-------- Supplied records --------

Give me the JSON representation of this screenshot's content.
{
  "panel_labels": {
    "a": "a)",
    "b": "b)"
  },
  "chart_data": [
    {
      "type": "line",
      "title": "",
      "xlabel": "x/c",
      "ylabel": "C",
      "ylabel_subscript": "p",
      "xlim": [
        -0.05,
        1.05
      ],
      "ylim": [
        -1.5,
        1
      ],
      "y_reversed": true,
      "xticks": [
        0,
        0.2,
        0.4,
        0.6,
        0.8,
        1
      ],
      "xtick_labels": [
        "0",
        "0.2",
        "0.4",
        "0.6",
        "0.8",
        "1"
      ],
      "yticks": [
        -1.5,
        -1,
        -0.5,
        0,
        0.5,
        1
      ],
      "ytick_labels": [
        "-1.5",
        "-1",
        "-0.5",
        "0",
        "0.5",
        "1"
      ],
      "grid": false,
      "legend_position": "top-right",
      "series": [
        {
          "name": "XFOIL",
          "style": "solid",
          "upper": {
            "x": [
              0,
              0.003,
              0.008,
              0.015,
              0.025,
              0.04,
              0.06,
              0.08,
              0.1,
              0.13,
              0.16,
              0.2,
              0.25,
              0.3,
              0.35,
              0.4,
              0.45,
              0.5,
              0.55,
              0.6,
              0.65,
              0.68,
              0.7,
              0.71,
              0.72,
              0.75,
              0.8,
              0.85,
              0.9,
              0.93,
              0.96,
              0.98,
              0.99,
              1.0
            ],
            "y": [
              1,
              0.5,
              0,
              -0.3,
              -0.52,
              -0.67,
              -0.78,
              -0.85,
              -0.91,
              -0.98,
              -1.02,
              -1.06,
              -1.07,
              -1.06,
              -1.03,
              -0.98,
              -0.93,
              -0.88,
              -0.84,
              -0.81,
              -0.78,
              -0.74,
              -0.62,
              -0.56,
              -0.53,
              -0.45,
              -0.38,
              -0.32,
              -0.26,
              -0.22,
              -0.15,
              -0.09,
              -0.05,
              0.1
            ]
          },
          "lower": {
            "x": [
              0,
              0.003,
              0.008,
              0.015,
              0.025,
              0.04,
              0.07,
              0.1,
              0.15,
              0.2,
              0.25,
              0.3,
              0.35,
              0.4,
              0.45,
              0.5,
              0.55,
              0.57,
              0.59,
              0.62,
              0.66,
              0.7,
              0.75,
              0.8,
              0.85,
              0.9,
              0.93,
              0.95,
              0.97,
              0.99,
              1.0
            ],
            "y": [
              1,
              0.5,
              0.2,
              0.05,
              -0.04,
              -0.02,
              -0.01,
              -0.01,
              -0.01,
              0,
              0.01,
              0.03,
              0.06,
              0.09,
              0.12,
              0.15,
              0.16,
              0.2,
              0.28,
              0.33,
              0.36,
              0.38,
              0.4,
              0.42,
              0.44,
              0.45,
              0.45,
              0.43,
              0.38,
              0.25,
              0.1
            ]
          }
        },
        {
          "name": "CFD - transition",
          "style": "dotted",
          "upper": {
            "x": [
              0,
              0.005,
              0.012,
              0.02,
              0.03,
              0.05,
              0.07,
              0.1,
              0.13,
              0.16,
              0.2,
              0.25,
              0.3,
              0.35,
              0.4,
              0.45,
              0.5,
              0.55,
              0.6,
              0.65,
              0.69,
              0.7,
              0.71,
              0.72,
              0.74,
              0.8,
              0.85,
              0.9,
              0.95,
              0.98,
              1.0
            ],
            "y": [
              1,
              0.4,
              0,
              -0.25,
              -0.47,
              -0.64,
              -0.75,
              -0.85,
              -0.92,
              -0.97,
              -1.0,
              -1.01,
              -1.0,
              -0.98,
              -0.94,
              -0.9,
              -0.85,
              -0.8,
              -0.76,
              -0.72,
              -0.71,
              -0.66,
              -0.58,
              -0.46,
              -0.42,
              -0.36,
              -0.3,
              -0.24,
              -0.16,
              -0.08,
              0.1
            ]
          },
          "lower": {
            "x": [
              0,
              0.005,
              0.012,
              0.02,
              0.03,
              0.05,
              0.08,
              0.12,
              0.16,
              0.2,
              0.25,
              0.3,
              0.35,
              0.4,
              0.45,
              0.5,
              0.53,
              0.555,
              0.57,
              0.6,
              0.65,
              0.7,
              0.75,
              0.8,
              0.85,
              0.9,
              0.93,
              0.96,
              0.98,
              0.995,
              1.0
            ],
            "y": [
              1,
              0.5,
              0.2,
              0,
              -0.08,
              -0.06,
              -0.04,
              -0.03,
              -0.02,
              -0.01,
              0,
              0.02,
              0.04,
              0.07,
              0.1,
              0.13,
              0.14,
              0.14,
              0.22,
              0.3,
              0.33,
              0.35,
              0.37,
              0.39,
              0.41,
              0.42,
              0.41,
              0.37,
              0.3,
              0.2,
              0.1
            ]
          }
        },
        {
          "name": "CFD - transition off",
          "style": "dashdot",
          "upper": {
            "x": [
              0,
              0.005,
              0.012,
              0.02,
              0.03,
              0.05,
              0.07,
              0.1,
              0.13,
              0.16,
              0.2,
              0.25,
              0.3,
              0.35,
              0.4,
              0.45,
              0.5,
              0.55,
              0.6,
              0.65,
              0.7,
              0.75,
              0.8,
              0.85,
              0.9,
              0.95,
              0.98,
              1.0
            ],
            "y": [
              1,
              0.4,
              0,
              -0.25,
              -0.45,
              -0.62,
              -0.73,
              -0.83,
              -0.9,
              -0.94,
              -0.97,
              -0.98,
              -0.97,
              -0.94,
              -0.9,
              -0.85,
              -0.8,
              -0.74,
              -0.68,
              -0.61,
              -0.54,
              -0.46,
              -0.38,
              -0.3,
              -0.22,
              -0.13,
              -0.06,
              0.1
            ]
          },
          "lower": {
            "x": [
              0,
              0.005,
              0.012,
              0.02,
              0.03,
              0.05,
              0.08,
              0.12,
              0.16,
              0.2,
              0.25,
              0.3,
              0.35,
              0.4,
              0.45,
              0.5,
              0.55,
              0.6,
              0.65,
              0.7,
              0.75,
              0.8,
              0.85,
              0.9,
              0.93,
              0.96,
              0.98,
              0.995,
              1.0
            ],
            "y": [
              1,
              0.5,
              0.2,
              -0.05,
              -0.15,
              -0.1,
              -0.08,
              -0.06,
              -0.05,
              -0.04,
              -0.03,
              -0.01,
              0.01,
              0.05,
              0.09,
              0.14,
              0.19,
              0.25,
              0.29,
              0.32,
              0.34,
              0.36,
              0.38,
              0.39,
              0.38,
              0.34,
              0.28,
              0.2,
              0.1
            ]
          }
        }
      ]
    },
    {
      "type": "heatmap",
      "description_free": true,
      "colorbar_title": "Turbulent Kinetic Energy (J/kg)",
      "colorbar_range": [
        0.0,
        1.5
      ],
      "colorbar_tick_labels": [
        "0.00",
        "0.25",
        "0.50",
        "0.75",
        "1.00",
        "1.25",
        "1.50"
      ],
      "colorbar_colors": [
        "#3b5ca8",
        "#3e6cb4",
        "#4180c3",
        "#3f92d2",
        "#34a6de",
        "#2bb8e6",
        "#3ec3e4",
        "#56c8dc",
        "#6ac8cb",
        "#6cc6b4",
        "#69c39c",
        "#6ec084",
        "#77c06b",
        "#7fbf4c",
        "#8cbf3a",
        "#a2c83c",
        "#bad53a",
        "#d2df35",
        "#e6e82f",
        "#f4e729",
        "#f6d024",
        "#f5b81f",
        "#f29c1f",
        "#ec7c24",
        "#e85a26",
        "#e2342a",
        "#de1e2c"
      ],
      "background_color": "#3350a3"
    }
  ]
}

--------

• **What you are asked to do**
Reproduce every line of the data verbatim.

• **Answer to the task**
Give me the JSON representation of this screenshot's content.
{
  "panel_labels": {
    "a": "a)",
    "b": "b)"
  },
  "chart_data": [
    {
      "type": "line",
      "title": "",
      "xlabel": "x/c",
      "ylabel": "C",
      "ylabel_subscript": "p",
      "xlim": [
        -0.05,
        1.05
      ],
      "ylim": [
        -1.5,
        1
      ],
      "y_reversed": true,
      "xticks": [
        0,
        0.2,
        0.4,
        0.6,
        0.8,
        1
      ],
      "xtick_labels": [
        "0",
        "0.2",
        "0.4",
        "0.6",
        "0.8",
        "1"
      ],
      "yticks": [
        -1.5,
        -1,
        -0.5,
        0,
        0.5,
        1
      ],
      "ytick_labels": [
        "-1.5",
        "-1",
        "-0.5",
        "0",
        "0.5",
        "1"
      ],
      "grid": false,
      "legend_position": "top-right",
      "series": [
        {
          "name": "XFOIL",
          "style": "solid",
          "upper": {
            "x": [
              0,
              0.003,
              0.008,
              0.015,
              0.025,
              0.04,
              0.06,
              0.08,
              0.1,
              0.13,
              0.16,
              0.2,
              0.25,
              0.3,
              0.35,
              0.4,
              0.45,
              0.5,
              0.55,
              0.6,
              0.65,
              0.68,
              0.7,
              0.71,
              0.72,
              0.75,
              0.8,
              0.85,
              0.9,
              0.93,
              0.96,
              0.98,
              0.99,
              1.0
            ],
            "y": [
              1,
              0.5,
              0,
              -0.3,
              -0.52,
              -0.67,
              -0.78,
              -0.85,
              -0.91,
              -0.98,
              -1.02,
              -1.06,
              -1.07,
              -1.06,
              -1.03,
              -0.98,
              -0.93,
              -0.88,
              -0.84,
              -0.81,
              -0.78,
              -0.74,
              -0.62,
              -0.56,
              -0.53,
              -0.45,
              -0.38,
              -0.32,
              -0.26,
              -0.22,
              -0.15,
              -0.09,
              -0.05,
              0.1
            ]
          },
          "lower": {
            "x": [
              0,
              0.003,
              0.008,
              0.015,
              0.025,
              0.04,
              0.07,
              0.1,
              0.15,
              0.2,
              0.25,
              0.3,
              0.35,
              0.4,
              0.45,
              0.5,
              0.55,
              0.57,
              0.59,
              0.62,
              0.66,
              0.7,
              0.75,
              0.8,
              0.85,
              0.9,
              0.93,
              0.95,
              0.97,
              0.99,
              1.0
            ],
            "y": [
              1,
              0.5,
              0.2,
              0.05,
              -0.04,
              -0.02,
              -0.01,
              -0.01,
              -0.01,
              0,
              0.01,
              0.03,
              0.06,
              0.09,
              0.12,
              0.15,
              0.16,
              0.2,
              0.28,
              0.33,
              0.36,
              0.38,
              0.4,
              0.42,
              0.44,
              0.45,
              0.45,
              0.43,
              0.38,
              0.25,
              0.1
            ]
          }
        },
        {
          "name": "CFD - transition",
          "style": "dotted",
          "upper": {
            "x": [
              0,
              0.005,
              0.012,
              0.02,
              0.03,
              0.05,
              0.07,
              0.1,
              0.13,
              0.16,
              0.2,
              0.25,
              0.3,
              0.35,
              0.4,
              0.45,
              0.5,
              0.55,
              0.6,
              0.65,
              0.69,
              0.7,
              0.71,
              0.72,
              0.74,
              0.8,
              0.85,
              0.9,
              0.95,
              0.98,
              1.0
            ],
            "y": [
              1,
              0.4,
              0,
              -0.25,
              -0.47,
              -0.64,
              -0.75,
              -0.85,
              -0.92,
              -0.97,
              -1.0,
              -1.01,
              -1.0,
              -0.98,
              -0.94,
              -0.9,
              -0.85,
              -0.8,
              -0.76,
              -0.72,
              -0.71,
              -0.66,
              -0.58,
              -0.46,
              -0.42,
              -0.36,
              -0.3,
              -0.24,
              -0.16,
              -0.08,
              0.1
            ]
          },
          "lower": {
            "x": [
              0,
              0.005,
              0.012,
              0.02,
              0.03,
              0.05,
              0.08,
              0.12,
              0.16,
              0.2,
              0.25,
              0.3,
              0.35,
              0.4,
              0.45,
              0.5,
              0.53,
              0.555,
              0.57,
              0.6,
              0.65,
              0.7,
              0.75,
              0.8,
              0.85,
              0.9,
              0.93,
              0.96,
              0.98,
              0.995,
              1.0
            ],
            "y": [
              1,
              0.5,
              0.2,
              0,
              -0.08,
              -0.06,
              -0.04,
              -0.03,
              -0.02,
              -0.01,
              0,
              0.02,
              0.04,
              0.07,
              0.1,
              0.13,
              0.14,
              0.14,
              0.22,
              0.3,
              0.33,
              0.35,
              0.37,
              0.39,
              0.41,
              0.42,
              0.41,
              0.37,
              0.3,
              0.2,
              0.1
            ]
          }
        },
        {
          "name": "CFD - transition off",
          "style": "dashdot",
          "upper": {
            "x": [
              0,
              0.005,
              0.012,
              0.02,
              0.03,
              0.05,
              0.07,
              0.1,
              0.13,
              0.16,
              0.2,
              0.25,
              0.3,
              0.35,
              0.4,
              0.45,
              0.5,
              0.55,
              0.6,
              0.65,
              0.7,
              0.75,
              0.8,
              0.85,
              0.9,
              0.95,
              0.98,
              1.0
            ],
            "y": [
              1,
              0.4,
              0,
              -0.25,
              -0.45,
              -0.62,
              -0.73,
              -0.83,
              -0.9,
              -0.94,
              -0.97,
              -0.98,
              -0.97,
              -0.94,
              -0.9,
              -0.85,
              -0.8,
              -0.74,
              -0.68,
              -0.61,
              -0.54,
              -0.46,
              -0.38,
              -0.3,
              -0.22,
              -0.13,
              -0.06,
              0.1
            ]
          },
          "lower": {
            "x": [
              0,
              0.005,
              0.012,
              0.02,
              0.03,
              0.05,
              0.08,
              0.12,
              0.16,
              0.2,
              0.25,
              0.3,
              0.35,
              0.4,
              0.45,
              0.5,
              0.55,
              0.6,
              0.65,
              0.7,
              0.75,
              0.8,
              0.85,
              0.9,
              0.93,
              0.96,
              0.98,
              0.995,
              1.0
            ],
            "y": [
              1,
              0.5,
              0.2,
              -0.05,
              -0.15,
              -0.1,
              -0.08,
              -0.06,
              -0.05,
              -0.04,
              -0.03,
              -0.01,
              0.01,
              0.05,
              0.09,
              0.14,
              0.19,
              0.25,
              0.29,
              0.32,
              0.34,
              0.36,
              0.38,
              0.39,
              0.38,
              0.34,
              0.28,
              0.2,
              0.1
            ]
          }
        }
      ]
    },
    {
      "type": "heatmap",
      "description_free": true,
      "colorbar_title": "Turbulent Kinetic Energy (J/kg)",
      "colorbar_range": [
        0.0,
        1.5
      ],
      "colorbar_tick_labels": [
        "0.00",
        "0.25",
        "0.50",
        "0.75",
        "1.00",
        "1.25",
        "1.50"
      ],
      "colorbar_colors": [
        "#3b5ca8",
        "#3e6cb4",
        "#4180c3",
        "#3f92d2",
        "#34a6de",
        "#2bb8e6",
        "#3ec3e4",
        "#56c8dc",
        "#6ac8cb",
        "#6cc6b4",
        "#69c39c",
        "#6ec084",
        "#77c06b",
        "#7fbf4c",
        "#8cbf3a",
        "#a2c83c",
        "#bad53a",
        "#d2df35",
        "#e6e82f",
        "#f4e729",
        "#f6d024",
        "#f5b81f",
        "#f29c1f",
        "#ec7c24",
        "#e85a26",
        "#e2342a",
        "#de1e2c"
      ],
      "background_color": "#3350a3"
    }
  ]
}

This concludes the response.